··· PROVIDED RECORDS
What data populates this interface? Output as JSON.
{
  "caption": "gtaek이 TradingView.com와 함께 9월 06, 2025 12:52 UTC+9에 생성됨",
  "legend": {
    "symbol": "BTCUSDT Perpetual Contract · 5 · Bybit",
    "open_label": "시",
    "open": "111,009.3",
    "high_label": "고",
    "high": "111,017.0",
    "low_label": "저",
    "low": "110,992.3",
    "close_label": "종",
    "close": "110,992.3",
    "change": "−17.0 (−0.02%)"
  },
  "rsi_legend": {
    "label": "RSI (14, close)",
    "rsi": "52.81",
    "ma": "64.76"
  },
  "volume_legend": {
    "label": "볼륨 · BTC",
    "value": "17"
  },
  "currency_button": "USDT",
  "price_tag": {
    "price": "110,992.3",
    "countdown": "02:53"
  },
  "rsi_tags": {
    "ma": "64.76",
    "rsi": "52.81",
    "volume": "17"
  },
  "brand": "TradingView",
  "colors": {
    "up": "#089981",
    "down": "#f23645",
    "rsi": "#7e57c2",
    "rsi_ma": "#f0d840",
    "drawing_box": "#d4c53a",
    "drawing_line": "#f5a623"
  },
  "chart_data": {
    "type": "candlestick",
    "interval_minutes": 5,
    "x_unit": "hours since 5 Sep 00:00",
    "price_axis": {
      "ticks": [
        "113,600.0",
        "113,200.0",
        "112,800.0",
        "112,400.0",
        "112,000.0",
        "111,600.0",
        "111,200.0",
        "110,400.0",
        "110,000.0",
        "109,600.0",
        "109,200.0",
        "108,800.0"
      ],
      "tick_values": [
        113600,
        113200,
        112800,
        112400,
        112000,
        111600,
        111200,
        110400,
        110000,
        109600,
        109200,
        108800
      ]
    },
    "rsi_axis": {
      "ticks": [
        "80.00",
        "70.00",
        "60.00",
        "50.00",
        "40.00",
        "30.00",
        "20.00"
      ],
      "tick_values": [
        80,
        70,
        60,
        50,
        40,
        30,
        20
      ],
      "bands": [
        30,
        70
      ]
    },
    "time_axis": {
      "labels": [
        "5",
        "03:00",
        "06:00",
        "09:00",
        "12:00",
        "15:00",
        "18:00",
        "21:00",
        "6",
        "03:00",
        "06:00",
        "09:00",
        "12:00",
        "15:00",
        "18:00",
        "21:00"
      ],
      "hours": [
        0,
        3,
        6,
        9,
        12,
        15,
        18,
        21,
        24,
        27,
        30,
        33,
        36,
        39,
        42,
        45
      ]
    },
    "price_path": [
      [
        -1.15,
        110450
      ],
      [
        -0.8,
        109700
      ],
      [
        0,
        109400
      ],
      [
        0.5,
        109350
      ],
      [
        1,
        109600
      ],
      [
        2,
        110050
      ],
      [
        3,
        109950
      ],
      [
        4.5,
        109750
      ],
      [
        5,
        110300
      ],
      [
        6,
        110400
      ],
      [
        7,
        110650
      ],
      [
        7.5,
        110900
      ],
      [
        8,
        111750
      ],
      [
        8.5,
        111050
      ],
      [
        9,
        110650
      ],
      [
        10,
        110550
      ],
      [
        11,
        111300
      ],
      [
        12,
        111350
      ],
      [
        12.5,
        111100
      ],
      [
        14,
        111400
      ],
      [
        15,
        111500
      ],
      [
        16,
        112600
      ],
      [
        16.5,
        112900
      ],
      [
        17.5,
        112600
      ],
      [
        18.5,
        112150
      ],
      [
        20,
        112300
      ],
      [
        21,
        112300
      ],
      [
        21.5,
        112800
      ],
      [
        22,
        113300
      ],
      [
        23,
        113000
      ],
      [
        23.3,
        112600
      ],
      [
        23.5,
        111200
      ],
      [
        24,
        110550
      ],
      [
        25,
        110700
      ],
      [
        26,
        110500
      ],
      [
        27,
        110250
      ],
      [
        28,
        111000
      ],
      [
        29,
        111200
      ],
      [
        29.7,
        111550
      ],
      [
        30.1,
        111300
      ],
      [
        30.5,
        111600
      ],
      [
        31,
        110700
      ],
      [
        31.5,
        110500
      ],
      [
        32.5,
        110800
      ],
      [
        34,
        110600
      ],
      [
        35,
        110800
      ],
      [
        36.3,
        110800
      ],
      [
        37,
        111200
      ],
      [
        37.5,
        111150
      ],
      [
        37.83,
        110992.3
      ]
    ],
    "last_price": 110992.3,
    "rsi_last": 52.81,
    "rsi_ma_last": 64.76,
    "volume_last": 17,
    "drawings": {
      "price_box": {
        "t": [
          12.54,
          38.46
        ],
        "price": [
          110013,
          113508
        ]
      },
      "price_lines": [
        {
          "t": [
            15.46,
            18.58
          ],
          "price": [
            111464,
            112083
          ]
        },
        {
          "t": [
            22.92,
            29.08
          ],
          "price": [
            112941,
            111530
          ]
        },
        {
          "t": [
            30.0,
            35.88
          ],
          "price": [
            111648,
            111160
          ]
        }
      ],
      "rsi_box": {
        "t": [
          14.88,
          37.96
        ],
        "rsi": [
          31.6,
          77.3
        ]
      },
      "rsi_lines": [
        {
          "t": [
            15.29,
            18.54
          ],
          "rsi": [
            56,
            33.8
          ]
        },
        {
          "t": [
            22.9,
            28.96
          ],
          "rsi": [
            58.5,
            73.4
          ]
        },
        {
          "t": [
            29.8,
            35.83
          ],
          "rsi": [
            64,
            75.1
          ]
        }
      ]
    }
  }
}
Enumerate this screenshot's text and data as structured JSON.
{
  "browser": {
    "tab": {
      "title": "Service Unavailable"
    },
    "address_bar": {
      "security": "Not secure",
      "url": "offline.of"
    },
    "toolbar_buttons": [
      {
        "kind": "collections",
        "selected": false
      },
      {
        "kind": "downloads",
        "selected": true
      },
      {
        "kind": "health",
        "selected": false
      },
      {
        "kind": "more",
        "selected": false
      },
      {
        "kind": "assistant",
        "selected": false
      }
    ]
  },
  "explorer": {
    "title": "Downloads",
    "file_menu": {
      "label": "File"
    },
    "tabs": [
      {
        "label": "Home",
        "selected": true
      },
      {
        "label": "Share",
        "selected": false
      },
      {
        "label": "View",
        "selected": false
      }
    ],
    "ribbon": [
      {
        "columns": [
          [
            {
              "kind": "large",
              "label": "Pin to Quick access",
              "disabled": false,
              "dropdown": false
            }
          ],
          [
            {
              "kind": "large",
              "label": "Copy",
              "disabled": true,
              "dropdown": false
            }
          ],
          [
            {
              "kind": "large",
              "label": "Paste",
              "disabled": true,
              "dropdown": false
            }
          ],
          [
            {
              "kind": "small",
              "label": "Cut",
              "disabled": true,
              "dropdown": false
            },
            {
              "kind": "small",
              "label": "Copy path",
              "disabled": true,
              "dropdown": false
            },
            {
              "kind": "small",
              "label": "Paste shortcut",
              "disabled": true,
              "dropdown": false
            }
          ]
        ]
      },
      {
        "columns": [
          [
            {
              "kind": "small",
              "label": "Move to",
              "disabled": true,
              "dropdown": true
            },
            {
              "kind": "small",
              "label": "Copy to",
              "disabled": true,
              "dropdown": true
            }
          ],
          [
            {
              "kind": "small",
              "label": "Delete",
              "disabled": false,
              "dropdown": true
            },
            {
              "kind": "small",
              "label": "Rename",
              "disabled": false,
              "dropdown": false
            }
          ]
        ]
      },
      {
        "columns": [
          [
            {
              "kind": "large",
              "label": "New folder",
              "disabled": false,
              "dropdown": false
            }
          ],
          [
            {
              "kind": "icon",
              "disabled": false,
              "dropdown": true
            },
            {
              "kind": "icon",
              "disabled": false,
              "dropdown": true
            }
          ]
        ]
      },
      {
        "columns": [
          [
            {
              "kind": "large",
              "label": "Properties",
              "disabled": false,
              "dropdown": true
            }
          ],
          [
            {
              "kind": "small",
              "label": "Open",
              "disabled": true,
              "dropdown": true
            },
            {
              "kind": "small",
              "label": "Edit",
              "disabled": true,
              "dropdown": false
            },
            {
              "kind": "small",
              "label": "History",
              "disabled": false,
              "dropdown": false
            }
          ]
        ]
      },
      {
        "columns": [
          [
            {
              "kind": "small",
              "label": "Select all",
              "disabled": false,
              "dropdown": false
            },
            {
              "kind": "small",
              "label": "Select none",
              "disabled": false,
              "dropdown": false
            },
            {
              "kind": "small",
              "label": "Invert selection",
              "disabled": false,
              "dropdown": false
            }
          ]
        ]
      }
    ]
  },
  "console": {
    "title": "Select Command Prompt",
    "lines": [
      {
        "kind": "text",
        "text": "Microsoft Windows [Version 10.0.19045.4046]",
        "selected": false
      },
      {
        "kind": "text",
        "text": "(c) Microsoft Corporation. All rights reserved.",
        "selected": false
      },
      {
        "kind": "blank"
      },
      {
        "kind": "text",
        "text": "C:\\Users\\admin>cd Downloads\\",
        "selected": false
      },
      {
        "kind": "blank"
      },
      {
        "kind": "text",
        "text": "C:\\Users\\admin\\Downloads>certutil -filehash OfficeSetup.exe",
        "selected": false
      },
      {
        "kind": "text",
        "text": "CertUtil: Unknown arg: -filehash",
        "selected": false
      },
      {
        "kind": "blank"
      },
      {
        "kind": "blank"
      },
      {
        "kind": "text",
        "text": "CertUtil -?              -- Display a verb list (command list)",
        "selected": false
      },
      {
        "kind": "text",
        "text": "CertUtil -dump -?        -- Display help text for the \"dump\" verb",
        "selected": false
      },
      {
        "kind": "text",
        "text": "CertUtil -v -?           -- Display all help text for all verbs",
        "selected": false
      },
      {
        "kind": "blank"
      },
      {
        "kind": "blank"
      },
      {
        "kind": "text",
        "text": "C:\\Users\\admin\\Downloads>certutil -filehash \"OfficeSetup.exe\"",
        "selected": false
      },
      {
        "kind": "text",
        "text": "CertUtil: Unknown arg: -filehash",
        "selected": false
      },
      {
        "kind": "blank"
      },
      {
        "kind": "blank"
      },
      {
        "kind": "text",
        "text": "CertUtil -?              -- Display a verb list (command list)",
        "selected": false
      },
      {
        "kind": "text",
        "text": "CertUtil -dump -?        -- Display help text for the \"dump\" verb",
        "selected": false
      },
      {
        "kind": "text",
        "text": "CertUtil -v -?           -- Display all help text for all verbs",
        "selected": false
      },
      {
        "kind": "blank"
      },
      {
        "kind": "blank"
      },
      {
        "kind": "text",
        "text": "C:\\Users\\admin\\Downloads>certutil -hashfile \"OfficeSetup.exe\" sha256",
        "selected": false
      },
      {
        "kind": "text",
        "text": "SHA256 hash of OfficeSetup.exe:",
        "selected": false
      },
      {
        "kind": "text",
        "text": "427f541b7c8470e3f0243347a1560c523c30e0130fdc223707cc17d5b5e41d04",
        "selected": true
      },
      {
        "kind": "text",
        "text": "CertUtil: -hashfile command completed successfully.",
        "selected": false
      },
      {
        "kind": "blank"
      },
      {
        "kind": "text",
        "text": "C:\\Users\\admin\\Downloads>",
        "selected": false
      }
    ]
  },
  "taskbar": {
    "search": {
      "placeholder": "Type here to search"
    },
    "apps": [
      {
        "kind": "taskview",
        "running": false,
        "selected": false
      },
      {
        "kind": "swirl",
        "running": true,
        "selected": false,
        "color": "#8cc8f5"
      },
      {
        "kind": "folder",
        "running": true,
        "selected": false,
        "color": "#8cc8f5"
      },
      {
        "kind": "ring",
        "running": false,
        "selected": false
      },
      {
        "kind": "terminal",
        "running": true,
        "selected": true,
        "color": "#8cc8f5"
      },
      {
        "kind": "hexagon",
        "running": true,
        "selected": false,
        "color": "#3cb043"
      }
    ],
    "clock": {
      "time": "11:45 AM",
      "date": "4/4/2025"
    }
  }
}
······
Provide solely the number of lines in the data that include the word "title".

3